Data listing ▸
------------------------------------------------------------

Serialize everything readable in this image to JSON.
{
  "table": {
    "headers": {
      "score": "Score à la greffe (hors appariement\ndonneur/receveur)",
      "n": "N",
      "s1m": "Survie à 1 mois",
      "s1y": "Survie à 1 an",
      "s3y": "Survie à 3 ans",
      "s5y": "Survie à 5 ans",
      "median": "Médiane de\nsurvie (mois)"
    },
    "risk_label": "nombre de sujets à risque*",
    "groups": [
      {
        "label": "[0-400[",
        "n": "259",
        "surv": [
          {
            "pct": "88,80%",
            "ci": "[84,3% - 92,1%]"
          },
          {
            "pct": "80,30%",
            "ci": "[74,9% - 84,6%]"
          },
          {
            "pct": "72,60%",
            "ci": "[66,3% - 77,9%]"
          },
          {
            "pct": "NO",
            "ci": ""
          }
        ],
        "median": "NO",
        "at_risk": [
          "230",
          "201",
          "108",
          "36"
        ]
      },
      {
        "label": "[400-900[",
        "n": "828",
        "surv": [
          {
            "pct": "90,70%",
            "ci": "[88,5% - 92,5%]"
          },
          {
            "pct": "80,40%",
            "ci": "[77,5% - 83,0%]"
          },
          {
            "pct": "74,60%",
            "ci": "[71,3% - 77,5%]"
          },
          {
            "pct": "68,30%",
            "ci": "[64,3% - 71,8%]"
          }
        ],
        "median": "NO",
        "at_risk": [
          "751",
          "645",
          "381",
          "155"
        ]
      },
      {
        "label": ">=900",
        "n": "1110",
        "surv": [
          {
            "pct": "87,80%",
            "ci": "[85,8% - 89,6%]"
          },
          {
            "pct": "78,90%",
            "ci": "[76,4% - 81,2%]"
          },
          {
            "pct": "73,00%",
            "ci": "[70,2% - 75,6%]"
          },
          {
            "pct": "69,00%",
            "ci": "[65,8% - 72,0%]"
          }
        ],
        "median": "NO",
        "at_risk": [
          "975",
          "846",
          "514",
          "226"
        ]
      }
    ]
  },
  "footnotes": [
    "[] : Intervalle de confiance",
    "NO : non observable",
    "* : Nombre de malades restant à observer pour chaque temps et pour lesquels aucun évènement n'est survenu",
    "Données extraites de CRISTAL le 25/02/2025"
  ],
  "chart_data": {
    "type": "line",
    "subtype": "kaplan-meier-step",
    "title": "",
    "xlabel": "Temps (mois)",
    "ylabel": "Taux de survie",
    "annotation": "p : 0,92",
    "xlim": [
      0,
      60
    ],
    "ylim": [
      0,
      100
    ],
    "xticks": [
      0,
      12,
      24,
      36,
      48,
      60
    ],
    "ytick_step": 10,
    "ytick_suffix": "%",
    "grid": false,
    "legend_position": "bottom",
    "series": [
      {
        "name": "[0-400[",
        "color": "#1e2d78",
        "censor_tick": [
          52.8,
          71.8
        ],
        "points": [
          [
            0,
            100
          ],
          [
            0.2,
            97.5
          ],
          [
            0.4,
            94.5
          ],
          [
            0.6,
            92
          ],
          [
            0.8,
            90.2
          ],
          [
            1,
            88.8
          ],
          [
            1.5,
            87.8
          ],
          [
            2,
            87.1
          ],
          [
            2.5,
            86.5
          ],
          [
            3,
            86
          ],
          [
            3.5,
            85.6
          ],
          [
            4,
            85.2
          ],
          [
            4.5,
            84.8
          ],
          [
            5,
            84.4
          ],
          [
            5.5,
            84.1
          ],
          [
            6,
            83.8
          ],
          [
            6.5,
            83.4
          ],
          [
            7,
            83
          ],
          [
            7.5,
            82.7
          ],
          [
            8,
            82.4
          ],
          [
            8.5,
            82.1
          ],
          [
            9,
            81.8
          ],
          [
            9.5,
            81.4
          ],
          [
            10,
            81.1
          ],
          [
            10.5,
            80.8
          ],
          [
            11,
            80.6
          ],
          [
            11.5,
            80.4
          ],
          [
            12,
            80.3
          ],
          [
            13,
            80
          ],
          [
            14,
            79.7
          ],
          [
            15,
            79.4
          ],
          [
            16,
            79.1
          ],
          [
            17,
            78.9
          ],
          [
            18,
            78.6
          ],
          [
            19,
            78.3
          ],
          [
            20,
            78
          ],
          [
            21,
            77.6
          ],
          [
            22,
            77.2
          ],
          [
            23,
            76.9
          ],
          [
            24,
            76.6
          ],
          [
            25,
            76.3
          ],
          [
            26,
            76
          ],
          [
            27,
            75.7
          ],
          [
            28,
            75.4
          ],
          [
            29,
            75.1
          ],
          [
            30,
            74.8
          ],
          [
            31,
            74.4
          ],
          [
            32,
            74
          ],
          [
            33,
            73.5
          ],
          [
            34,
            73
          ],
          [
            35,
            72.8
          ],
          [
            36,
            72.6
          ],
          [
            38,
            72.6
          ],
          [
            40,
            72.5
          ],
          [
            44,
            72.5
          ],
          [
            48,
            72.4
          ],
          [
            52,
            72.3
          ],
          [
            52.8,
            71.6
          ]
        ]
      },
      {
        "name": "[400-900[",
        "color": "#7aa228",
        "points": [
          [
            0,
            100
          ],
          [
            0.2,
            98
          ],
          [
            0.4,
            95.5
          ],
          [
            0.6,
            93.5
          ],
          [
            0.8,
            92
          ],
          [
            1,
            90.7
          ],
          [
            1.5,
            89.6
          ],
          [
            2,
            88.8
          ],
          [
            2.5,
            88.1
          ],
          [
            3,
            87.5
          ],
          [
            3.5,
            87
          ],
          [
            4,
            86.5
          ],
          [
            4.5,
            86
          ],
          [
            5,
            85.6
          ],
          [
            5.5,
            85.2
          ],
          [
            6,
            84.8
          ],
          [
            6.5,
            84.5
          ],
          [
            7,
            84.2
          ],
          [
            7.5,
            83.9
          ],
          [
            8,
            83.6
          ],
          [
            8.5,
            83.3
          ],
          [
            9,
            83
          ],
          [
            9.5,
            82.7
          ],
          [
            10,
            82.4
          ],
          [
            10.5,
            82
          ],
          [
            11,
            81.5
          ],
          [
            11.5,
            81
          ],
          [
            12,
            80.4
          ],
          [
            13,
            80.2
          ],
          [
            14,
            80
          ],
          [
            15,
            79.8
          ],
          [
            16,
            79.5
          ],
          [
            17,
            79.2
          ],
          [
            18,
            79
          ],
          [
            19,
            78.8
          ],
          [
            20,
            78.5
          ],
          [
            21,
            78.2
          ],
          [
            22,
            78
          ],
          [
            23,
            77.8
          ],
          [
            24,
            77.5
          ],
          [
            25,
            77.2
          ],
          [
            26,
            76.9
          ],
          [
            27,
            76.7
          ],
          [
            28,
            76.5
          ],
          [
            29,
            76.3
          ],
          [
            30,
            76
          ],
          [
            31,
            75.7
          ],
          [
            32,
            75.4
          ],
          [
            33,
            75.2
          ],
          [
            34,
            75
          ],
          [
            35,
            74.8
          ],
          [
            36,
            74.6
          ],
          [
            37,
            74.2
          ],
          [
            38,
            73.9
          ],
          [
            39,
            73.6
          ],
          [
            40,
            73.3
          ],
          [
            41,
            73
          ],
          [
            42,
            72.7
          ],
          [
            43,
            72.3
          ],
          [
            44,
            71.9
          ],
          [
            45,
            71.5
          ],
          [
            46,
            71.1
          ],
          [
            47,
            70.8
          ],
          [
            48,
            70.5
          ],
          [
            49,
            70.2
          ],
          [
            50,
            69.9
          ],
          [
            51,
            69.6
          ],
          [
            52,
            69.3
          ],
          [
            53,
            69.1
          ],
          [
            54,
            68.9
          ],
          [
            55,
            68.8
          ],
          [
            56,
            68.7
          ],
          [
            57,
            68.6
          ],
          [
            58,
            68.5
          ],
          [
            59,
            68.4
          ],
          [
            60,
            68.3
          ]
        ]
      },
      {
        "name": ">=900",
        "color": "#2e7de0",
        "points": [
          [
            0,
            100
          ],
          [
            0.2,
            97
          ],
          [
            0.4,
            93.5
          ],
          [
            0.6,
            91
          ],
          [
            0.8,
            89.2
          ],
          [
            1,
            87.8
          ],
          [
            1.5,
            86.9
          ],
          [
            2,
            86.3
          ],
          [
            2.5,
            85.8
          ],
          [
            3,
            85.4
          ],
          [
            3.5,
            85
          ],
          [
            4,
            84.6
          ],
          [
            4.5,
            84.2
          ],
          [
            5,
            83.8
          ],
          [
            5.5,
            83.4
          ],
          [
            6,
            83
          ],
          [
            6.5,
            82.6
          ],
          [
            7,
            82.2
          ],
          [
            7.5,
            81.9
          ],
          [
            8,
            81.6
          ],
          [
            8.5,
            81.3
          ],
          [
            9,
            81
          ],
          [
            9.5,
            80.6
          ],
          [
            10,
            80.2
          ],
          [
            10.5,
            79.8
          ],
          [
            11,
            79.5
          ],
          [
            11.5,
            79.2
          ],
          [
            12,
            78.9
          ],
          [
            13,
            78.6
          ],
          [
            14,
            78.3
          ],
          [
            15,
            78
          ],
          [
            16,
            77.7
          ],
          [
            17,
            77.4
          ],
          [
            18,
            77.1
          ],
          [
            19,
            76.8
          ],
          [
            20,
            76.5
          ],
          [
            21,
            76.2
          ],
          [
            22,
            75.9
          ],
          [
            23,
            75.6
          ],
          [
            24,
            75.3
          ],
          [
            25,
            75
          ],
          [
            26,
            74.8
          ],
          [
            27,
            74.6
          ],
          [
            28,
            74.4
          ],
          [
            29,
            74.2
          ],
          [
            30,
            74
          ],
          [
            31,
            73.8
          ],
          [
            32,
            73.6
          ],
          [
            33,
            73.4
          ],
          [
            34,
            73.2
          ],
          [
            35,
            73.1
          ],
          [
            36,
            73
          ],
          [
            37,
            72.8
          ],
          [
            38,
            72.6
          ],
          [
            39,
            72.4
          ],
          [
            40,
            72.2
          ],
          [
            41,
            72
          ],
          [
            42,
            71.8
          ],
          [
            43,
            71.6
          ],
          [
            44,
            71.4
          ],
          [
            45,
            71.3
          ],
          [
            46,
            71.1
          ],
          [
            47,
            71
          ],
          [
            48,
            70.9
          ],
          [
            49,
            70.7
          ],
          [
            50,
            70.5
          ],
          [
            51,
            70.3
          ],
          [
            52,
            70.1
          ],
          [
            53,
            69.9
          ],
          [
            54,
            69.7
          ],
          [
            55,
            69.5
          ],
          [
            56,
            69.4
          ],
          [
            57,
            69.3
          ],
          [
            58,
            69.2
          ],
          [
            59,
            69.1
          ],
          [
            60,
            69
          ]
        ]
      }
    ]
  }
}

------------------------------------------------------------

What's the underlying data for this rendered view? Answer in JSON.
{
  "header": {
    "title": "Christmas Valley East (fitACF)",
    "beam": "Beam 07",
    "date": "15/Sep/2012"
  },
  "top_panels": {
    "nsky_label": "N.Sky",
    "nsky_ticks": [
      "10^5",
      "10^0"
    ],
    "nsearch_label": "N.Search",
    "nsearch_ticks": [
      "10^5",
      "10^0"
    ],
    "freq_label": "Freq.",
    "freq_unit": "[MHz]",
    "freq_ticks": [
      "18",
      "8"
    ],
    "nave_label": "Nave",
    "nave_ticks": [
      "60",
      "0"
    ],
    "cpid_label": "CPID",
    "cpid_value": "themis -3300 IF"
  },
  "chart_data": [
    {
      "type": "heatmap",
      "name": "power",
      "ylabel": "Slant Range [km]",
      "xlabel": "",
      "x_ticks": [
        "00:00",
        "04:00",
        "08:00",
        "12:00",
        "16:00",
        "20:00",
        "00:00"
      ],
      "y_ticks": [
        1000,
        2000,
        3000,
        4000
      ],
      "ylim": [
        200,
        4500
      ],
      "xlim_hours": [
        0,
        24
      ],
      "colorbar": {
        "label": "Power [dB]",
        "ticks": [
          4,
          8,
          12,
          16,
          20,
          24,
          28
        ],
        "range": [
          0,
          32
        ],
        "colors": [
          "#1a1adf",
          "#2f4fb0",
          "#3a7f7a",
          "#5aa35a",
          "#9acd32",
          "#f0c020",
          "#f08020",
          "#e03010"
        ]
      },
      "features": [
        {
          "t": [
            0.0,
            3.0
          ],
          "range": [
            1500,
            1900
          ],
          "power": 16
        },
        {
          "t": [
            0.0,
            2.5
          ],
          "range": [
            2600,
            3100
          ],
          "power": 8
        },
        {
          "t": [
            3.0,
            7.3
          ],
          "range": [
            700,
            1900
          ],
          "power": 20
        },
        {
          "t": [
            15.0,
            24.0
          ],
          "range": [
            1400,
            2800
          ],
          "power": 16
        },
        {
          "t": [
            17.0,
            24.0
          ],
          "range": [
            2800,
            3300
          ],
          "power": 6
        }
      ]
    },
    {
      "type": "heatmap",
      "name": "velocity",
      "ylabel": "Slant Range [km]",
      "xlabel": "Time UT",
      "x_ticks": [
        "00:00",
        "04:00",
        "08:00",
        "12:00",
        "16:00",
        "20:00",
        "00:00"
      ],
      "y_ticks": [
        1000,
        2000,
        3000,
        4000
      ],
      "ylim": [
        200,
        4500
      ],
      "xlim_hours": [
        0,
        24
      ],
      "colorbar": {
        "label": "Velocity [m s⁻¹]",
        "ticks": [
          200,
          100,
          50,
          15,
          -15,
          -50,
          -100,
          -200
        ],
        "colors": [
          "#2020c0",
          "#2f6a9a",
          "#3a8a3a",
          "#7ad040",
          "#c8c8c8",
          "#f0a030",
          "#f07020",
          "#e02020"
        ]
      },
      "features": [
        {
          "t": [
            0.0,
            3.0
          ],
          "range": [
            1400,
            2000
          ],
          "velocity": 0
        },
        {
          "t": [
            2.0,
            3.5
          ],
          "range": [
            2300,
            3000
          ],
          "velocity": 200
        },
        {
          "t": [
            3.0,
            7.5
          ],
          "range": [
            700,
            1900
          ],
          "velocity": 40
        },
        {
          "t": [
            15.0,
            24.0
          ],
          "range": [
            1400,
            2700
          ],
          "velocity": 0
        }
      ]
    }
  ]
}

------------------------------------------------------------

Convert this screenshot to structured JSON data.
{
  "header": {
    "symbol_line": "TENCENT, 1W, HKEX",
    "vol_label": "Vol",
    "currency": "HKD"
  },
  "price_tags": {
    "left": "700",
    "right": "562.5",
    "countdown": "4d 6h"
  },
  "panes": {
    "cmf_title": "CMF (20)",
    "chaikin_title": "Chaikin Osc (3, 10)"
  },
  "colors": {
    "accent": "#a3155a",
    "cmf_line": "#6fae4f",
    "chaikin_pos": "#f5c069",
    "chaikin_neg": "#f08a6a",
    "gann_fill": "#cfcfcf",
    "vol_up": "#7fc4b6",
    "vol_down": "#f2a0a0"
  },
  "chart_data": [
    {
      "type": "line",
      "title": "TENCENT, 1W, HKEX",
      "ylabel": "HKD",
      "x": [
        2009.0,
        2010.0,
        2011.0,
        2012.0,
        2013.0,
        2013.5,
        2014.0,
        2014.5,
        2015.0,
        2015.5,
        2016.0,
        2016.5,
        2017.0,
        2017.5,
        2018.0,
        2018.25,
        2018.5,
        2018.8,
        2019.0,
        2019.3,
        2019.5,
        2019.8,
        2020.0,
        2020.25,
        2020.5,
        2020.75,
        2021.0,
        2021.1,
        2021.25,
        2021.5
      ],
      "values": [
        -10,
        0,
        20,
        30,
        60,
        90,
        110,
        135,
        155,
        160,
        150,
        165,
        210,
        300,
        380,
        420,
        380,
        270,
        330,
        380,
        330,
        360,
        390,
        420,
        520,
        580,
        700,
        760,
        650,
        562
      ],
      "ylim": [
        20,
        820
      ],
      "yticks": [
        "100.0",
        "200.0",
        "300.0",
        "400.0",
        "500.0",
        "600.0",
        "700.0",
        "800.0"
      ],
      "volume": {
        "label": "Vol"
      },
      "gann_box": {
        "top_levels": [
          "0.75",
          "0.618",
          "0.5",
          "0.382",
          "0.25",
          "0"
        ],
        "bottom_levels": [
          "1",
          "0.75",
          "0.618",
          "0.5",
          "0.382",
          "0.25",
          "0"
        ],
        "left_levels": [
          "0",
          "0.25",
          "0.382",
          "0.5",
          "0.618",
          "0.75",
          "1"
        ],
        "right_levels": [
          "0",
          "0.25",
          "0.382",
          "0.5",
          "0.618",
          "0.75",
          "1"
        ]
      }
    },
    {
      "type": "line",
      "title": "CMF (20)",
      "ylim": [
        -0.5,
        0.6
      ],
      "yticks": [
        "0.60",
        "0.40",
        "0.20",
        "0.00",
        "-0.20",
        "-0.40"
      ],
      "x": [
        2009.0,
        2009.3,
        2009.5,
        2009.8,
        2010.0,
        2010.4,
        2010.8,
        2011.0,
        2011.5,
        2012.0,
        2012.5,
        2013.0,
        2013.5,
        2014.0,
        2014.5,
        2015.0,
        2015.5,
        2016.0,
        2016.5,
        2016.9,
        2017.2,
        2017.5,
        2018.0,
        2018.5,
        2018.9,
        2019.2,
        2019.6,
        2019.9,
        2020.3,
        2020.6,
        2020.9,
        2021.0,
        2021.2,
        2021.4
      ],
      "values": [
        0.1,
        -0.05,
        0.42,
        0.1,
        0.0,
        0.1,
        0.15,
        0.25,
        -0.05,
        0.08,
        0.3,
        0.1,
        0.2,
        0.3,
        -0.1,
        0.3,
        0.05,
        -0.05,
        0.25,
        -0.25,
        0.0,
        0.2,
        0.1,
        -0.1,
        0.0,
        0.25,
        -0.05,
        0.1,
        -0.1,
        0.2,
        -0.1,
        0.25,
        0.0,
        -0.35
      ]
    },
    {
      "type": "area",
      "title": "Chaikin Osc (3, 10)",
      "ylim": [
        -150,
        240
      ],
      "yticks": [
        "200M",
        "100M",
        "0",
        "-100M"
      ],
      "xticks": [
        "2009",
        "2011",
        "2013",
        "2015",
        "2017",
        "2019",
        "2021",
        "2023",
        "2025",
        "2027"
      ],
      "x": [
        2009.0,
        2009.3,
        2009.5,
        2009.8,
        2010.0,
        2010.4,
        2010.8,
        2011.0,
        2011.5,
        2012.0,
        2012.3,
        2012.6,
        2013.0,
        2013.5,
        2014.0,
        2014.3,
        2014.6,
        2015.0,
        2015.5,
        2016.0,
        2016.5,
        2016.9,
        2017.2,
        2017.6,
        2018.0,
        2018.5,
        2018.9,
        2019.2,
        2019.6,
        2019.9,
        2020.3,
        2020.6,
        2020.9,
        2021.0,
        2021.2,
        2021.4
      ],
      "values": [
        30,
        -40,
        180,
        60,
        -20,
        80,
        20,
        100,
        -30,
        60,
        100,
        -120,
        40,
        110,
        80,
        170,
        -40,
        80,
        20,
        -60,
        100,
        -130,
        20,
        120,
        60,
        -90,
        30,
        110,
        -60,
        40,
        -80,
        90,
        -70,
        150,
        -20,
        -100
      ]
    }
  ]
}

------------------------------------------------------------

What needs to be done ▸ Determine how many lines in the listing above hold the string "HKEX", then write only the number.

Complete answer ▸ 2